▶ _Task objective_
Each line containing the word "JSON" must be collected.

((

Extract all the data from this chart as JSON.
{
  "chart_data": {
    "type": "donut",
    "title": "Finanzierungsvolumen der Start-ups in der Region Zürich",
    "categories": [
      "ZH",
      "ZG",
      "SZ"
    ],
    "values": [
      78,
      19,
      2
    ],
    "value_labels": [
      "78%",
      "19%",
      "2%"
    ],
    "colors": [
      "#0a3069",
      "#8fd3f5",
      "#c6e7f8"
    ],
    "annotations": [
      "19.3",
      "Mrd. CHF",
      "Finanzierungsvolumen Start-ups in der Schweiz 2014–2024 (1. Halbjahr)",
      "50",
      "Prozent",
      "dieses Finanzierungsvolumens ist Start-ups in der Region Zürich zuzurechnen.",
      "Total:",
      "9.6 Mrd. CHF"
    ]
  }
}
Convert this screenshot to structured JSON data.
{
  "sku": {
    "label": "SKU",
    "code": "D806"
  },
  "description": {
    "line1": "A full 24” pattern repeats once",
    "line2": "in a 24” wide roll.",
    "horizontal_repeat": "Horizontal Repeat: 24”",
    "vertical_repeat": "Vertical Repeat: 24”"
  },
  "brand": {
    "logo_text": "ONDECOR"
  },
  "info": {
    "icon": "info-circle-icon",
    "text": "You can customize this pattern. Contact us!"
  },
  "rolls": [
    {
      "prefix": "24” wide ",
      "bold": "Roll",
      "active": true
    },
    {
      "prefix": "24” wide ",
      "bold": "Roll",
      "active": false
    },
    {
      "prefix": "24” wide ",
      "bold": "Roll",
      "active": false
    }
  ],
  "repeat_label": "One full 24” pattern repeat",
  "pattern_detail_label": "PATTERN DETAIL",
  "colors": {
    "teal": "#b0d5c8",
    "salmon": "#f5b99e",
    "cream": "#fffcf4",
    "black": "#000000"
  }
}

))

▶ _Result below_
Extract all the data from this chart as JSON.
Convert this screenshot to structured JSON data.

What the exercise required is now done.